[PROBLEM DESCRIPTION]
Each entry below is to be written out exactly, and the pictures are to be left out.

[EXCERPTED DATA]
[start]

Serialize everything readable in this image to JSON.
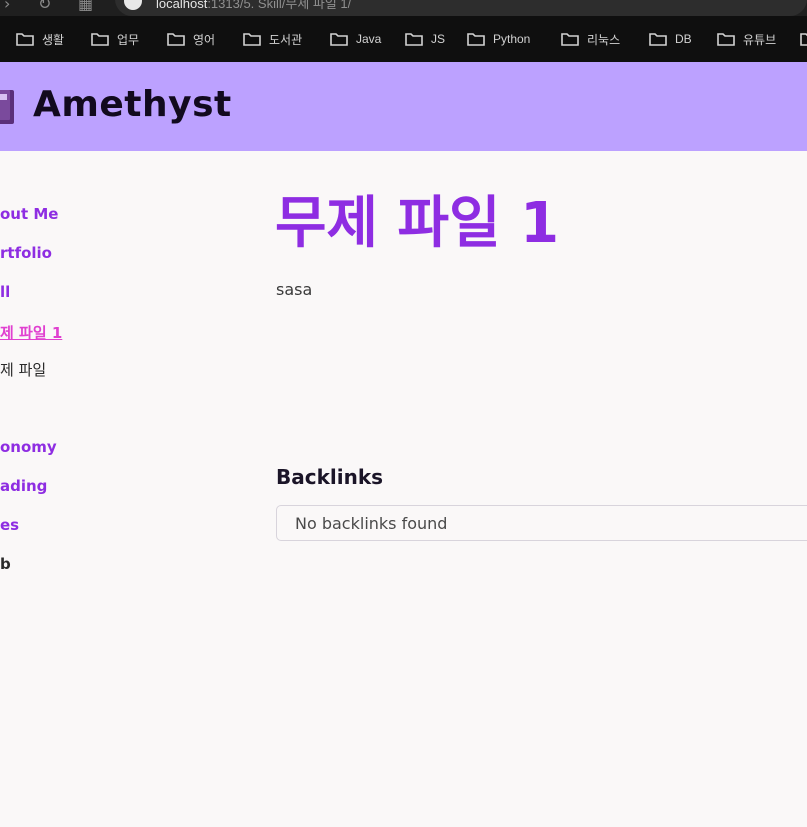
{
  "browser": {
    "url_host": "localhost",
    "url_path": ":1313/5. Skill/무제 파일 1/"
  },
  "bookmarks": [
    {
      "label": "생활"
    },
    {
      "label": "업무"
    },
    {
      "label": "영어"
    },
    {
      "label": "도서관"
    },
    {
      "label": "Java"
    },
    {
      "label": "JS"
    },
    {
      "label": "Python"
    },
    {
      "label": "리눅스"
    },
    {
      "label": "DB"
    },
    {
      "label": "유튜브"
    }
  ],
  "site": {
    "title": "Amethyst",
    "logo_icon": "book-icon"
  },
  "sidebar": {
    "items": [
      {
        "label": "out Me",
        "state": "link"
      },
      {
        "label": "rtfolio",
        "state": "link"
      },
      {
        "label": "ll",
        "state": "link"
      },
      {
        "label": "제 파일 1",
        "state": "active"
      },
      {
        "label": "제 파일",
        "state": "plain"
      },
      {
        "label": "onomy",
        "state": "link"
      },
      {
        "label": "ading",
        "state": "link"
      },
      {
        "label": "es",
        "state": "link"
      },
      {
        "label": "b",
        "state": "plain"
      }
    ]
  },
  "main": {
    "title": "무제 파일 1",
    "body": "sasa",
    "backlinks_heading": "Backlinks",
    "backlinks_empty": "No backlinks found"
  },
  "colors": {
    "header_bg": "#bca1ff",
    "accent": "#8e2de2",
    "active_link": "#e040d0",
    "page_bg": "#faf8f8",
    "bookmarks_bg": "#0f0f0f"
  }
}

[end]

[ANSWER IN FULL]
Serialize everything readable in this image to JSON.
{
  "browser": {
    "url_host": "localhost",
    "url_path": ":1313/5. Skill/무제 파일 1/"
  },
  "bookmarks": [
    {
      "label": "생활"
    },
    {
      "label": "업무"
    },
    {
      "label": "영어"
    },
    {
      "label": "도서관"
    },
    {
      "label": "Java"
    },
    {
      "label": "JS"
    },
    {
      "label": "Python"
    },
    {
      "label": "리눅스"
    },
    {
      "label": "DB"
    },
    {
      "label": "유튜브"
    }
  ],
  "site": {
    "title": "Amethyst",
    "logo_icon": "book-icon"
  },
  "sidebar": {
    "items": [
      {
        "label": "out Me",
        "state": "link"
      },
      {
        "label": "rtfolio",
        "state": "link"
      },
      {
        "label": "ll",
        "state": "link"
      },
      {
        "label": "제 파일 1",
        "state": "active"
      },
      {
        "label": "제 파일",
        "state": "plain"
      },
      {
        "label": "onomy",
        "state": "link"
      },
      {
        "label": "ading",
        "state": "link"
      },
      {
        "label": "es",
        "state": "link"
      },
      {
        "label": "b",
        "state": "plain"
      }
    ]
  },
  "main": {
    "title": "무제 파일 1",
    "body": "sasa",
    "backlinks_heading": "Backlinks",
    "backlinks_empty": "No backlinks found"
  },
  "colors": {
    "header_bg": "#bca1ff",
    "accent": "#8e2de2",
    "active_link": "#e040d0",
    "page_bg": "#faf8f8",
    "bookmarks_bg": "#0f0f0f"
  }
}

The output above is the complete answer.